STATED PROBLEM: Pick out every line below that contains the string "return" and copy each one. Matches must have the same capitalization.

— START INFORMATION GIVEN —

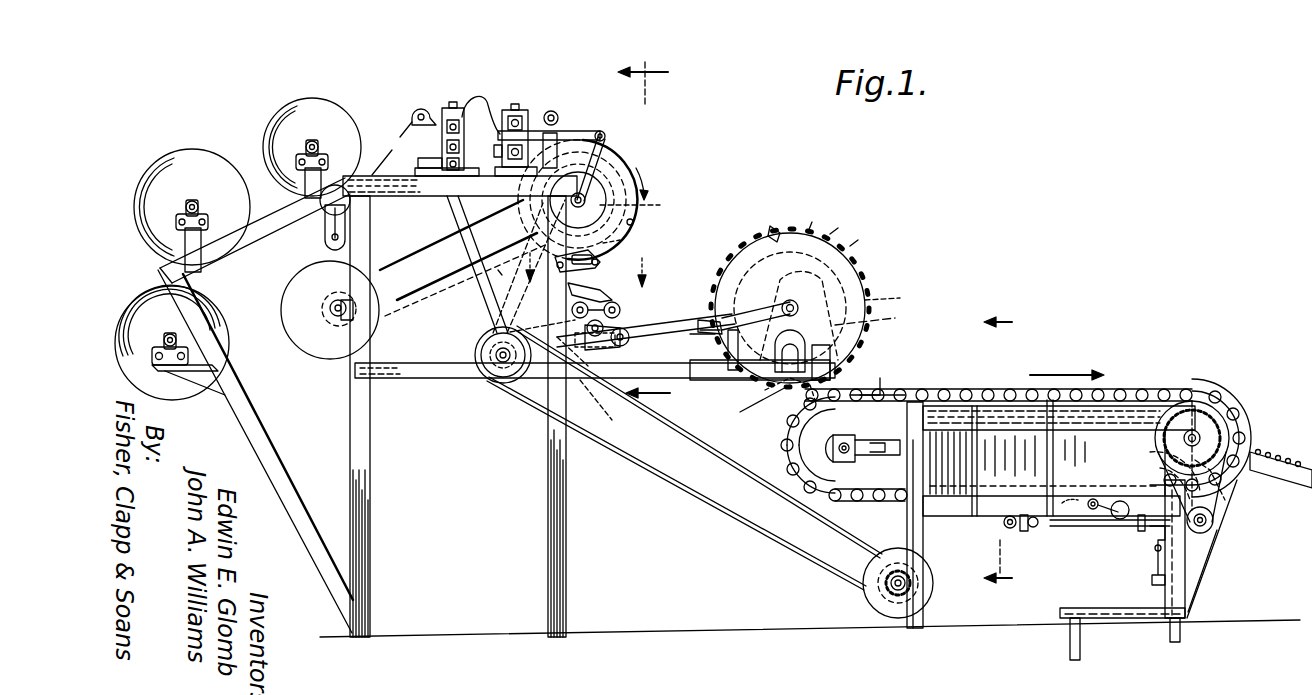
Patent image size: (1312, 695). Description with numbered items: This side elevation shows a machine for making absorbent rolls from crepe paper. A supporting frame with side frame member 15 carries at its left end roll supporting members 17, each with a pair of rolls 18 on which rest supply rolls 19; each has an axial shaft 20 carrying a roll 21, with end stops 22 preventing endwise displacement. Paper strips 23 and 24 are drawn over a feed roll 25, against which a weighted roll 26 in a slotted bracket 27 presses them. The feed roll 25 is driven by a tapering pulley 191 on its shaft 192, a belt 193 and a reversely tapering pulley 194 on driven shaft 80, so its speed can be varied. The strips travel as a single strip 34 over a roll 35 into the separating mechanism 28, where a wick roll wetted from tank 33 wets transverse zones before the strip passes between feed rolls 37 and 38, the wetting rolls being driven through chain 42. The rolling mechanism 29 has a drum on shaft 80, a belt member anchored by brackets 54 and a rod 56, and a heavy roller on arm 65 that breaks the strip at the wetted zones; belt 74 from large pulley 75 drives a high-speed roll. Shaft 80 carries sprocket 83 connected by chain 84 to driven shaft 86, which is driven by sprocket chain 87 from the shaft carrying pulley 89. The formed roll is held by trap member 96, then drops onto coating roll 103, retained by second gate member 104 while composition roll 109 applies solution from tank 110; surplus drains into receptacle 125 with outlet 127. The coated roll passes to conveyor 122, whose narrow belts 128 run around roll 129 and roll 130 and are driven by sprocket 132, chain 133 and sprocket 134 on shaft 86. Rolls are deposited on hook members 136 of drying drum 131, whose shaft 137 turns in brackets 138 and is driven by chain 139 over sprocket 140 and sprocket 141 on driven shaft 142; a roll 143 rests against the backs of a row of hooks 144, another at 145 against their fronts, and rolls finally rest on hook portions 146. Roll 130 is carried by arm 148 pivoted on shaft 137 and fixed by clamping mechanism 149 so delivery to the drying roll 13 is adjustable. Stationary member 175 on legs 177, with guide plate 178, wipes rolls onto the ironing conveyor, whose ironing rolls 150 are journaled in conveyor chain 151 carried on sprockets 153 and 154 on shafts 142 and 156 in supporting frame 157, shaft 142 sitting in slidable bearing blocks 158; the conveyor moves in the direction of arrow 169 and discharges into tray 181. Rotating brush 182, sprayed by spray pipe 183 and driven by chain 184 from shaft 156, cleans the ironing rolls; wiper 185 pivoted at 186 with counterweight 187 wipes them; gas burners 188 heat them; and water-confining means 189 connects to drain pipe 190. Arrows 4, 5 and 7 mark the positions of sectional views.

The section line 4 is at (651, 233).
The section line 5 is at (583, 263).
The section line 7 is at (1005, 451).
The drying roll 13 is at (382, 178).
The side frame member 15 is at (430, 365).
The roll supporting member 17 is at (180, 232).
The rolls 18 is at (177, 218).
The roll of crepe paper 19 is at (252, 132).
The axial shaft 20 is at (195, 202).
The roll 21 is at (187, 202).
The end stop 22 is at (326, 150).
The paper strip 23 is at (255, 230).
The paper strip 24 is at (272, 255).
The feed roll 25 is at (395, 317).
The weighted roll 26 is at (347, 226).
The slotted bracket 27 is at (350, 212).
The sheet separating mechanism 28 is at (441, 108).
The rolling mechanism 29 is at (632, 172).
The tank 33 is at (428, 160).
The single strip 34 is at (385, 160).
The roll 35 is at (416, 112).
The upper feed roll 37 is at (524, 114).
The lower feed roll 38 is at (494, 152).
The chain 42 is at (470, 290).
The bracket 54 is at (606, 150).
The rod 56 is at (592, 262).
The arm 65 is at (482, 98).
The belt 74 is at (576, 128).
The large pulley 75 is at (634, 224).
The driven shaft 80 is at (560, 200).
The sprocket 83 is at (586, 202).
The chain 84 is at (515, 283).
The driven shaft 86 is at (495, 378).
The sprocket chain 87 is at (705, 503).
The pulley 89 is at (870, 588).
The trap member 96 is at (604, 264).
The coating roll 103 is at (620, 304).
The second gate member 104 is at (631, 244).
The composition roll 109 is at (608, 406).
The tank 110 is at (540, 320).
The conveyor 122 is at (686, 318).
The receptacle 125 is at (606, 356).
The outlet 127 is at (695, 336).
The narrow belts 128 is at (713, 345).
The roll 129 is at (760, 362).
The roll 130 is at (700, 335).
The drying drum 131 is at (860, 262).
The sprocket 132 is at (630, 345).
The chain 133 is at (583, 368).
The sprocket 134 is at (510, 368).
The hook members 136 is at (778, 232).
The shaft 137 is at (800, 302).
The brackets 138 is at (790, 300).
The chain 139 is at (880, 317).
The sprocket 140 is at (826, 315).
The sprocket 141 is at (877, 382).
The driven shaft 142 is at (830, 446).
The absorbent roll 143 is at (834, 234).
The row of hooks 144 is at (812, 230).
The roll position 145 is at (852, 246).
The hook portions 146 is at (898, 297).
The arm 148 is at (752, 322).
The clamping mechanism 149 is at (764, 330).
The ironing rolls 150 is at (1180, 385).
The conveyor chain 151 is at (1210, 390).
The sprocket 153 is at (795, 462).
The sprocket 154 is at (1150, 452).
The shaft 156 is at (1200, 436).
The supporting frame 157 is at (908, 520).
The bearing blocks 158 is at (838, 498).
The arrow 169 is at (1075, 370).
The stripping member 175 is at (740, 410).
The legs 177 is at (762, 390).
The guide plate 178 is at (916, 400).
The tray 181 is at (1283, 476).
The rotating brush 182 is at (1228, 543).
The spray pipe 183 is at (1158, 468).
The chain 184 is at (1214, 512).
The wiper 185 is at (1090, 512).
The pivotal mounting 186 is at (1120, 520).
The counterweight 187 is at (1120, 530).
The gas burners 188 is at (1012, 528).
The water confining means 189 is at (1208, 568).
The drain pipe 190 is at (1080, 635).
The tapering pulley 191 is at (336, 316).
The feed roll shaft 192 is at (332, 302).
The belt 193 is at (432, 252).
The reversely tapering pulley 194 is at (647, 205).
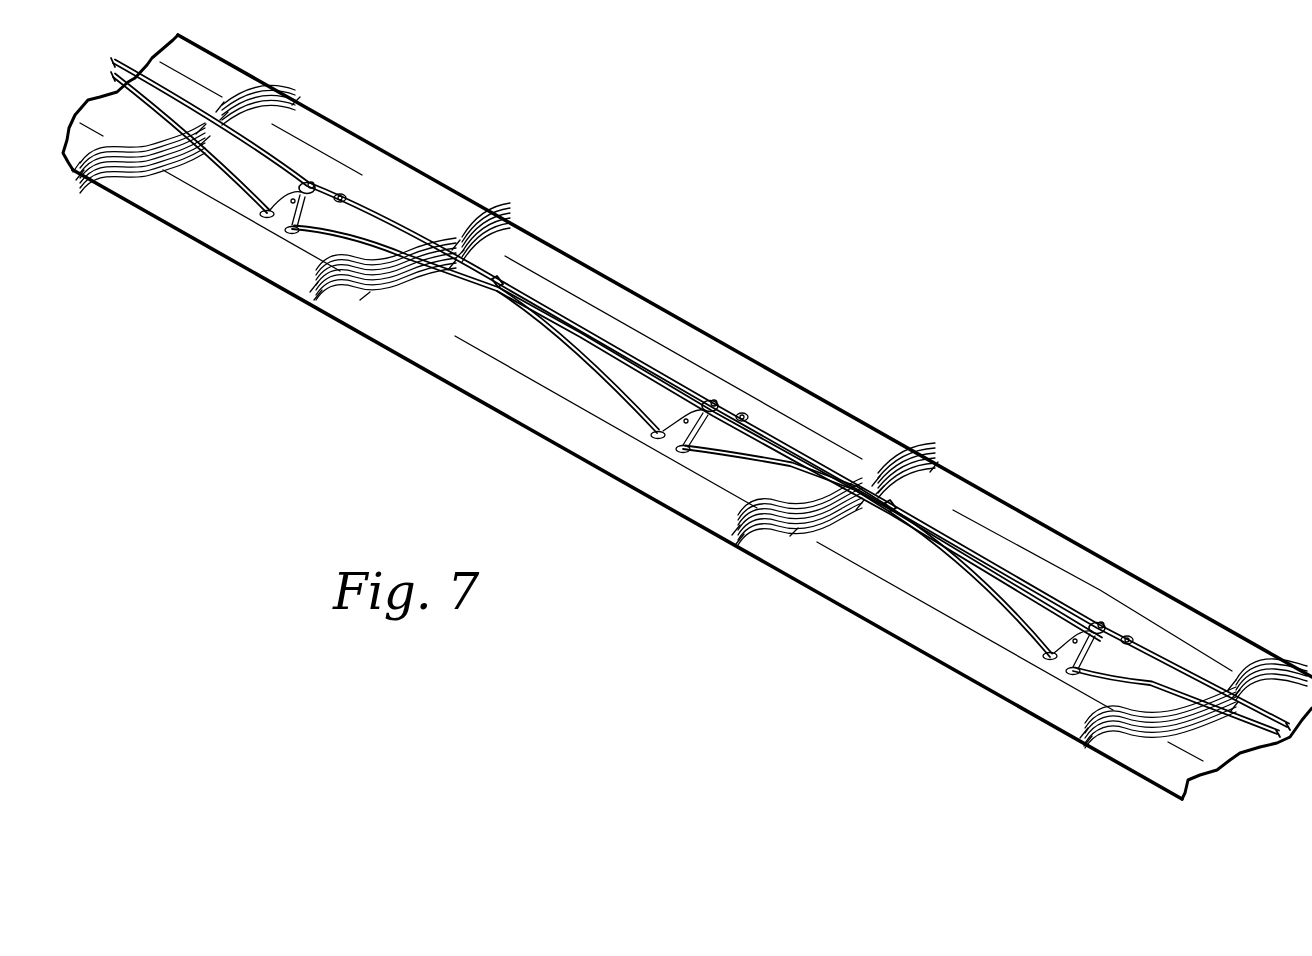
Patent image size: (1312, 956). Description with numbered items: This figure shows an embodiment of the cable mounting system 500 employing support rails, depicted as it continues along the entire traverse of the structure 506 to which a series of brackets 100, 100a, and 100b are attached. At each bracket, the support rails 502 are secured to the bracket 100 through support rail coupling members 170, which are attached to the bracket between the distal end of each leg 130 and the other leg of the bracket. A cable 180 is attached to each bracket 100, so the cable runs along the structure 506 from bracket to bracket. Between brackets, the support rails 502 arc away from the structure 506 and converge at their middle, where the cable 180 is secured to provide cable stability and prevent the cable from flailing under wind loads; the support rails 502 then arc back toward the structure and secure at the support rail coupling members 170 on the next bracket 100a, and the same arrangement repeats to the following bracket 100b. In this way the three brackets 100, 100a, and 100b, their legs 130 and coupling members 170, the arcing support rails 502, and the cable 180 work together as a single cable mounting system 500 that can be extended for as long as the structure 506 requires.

— END INFORMATION GIVEN —
— START INFORMATION GIVEN —

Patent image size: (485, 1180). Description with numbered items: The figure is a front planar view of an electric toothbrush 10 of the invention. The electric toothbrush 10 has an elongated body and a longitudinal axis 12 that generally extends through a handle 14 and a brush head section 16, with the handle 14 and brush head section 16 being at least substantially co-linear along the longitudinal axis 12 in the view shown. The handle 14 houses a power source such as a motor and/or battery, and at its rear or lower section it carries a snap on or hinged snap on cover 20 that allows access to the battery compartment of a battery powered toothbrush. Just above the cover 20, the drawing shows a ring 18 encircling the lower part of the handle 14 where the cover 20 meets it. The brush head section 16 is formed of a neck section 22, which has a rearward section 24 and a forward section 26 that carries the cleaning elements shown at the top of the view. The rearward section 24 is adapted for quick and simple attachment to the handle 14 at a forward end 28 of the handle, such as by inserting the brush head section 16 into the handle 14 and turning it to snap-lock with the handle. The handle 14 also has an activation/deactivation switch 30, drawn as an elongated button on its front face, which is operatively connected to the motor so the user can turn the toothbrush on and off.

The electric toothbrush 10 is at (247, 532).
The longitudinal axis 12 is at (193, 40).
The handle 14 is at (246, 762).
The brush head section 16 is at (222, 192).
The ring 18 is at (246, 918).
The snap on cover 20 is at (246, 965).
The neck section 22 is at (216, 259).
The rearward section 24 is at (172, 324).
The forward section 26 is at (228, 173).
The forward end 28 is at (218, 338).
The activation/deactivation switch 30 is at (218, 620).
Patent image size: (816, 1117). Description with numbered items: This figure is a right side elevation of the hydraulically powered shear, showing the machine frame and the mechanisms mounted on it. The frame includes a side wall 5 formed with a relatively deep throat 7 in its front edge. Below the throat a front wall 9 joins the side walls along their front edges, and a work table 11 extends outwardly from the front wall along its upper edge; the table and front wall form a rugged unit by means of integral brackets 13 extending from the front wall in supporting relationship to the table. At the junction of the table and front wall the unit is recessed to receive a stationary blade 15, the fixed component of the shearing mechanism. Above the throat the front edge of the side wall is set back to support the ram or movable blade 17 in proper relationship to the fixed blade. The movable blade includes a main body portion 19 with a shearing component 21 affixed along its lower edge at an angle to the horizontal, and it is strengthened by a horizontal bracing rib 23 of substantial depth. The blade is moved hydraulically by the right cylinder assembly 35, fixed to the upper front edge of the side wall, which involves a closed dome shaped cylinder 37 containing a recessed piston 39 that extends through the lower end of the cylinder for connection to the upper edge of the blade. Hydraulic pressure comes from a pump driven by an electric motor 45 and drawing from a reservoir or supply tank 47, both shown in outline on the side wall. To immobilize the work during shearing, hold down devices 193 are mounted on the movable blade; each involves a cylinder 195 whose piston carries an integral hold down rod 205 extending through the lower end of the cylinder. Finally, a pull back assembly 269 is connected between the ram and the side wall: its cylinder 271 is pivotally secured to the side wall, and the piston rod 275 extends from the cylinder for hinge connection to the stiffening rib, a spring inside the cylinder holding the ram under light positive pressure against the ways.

— END INFORMATION GIVEN —
— START INFORMATION GIVEN —

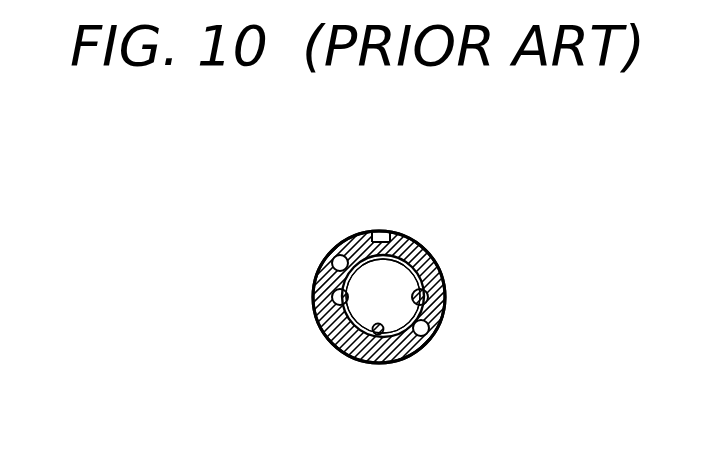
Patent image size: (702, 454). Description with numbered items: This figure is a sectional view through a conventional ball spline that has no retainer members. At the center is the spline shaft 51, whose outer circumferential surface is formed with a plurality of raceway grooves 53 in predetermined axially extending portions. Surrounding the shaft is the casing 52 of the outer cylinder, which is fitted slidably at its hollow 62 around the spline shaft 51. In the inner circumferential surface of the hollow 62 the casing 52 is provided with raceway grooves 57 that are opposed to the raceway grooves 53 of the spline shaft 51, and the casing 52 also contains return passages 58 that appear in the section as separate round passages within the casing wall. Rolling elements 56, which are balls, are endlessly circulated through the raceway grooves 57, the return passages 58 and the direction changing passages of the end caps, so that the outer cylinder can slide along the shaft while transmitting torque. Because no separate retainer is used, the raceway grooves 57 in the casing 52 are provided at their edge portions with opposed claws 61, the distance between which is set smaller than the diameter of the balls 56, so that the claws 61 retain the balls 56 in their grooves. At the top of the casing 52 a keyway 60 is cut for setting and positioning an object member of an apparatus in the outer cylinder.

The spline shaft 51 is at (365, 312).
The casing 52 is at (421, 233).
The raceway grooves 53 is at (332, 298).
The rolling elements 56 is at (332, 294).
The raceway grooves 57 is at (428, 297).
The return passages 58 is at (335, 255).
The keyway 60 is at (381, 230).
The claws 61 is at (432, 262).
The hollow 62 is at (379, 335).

— END INFORMATION GIVEN —

FULL RESPONSE:
Patent image size: (702, 454). Description with numbered items: This figure is a sectional view through a conventional ball spline that has no retainer members. At the center is the spline shaft 51, whose outer circumferential surface is formed with a plurality of raceway grooves 53 in predetermined axially extending portions. Surrounding the shaft is the casing 52 of the outer cylinder, which is fitted slidably at its hollow 62 around the spline shaft 51. In the inner circumferential surface of the hollow 62 the casing 52 is provided with raceway grooves 57 that are opposed to the raceway grooves 53 of the spline shaft 51, and the casing 52 also contains return passages 58 that appear in the section as separate round passages within the casing wall. Rolling elements 56, which are balls, are endlessly circulated through the raceway grooves 57, the return passages 58 and the direction changing passages of the end caps, so that the outer cylinder can slide along the shaft while transmitting torque. Because no separate retainer is used, the raceway grooves 57 in the casing 52 are provided at their edge portions with opposed claws 61, the distance between which is set smaller than the diameter of the balls 56, so that the claws 61 retain the balls 56 in their grooves. At the top of the casing 52 a keyway 60 is cut for setting and positioning an object member of an apparatus in the outer cylinder.
The return passages 58 is at (335, 255).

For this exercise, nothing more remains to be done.